JOB
Below are some records. Pull every line that contains the word "jour".

Data entries for graphics:
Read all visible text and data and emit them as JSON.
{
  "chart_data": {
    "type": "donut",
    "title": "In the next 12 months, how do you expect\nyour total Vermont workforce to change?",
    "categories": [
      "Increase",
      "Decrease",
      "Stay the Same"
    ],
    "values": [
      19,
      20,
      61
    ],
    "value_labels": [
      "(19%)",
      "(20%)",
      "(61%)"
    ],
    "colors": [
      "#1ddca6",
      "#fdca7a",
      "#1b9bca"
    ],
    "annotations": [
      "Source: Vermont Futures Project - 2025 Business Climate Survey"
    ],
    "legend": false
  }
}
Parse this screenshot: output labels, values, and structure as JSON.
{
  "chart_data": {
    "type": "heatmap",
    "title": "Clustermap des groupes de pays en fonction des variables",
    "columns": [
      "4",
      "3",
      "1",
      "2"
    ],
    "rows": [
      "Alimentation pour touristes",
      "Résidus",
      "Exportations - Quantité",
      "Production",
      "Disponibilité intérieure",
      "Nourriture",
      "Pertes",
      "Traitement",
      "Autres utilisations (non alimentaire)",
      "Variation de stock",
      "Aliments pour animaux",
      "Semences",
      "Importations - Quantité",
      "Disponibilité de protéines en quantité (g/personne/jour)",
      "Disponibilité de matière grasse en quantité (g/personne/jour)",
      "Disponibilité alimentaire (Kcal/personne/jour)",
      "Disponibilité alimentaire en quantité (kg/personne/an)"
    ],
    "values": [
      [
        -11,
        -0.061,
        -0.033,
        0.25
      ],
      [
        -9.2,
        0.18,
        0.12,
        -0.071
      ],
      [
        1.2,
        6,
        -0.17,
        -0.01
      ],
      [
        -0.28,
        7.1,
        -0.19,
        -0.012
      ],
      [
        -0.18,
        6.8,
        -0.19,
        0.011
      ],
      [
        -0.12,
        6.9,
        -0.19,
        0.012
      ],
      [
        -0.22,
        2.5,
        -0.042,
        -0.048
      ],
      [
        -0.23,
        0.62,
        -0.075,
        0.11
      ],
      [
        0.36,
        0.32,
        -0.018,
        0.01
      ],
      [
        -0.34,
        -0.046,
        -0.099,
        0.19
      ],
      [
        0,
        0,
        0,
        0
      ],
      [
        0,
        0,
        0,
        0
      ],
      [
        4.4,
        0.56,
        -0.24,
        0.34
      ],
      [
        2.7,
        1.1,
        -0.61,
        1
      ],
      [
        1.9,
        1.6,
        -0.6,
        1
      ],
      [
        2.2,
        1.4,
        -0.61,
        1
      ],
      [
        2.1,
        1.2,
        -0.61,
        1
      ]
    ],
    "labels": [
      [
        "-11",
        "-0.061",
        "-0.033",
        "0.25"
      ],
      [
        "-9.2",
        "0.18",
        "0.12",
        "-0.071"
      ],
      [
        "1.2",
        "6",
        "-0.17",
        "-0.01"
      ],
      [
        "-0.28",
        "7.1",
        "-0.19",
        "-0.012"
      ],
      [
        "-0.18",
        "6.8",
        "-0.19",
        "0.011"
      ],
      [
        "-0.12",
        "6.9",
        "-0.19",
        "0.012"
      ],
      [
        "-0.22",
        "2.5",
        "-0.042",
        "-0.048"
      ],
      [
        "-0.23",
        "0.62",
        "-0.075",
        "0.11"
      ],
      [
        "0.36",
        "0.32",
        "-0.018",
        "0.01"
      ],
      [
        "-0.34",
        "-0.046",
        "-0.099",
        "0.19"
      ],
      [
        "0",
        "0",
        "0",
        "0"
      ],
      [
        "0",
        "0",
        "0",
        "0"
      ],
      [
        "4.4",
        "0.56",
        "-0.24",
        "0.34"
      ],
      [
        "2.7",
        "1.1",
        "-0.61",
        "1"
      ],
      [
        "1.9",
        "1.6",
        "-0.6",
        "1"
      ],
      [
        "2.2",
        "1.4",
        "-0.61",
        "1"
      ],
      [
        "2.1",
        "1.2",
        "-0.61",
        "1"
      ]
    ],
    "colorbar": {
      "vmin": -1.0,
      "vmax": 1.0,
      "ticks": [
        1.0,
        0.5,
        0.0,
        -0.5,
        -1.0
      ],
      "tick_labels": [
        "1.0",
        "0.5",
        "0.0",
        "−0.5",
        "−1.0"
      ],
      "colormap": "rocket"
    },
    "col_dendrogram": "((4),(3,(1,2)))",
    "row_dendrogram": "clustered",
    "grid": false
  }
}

EXERCISE RESULT
      "Disponibilité de protéines en quantité (g/personne/jour)",
      "Disponibilité de matière grasse en quantité (g/personne/jour)",
      "Disponibilité alimentaire (Kcal/personne/jour)",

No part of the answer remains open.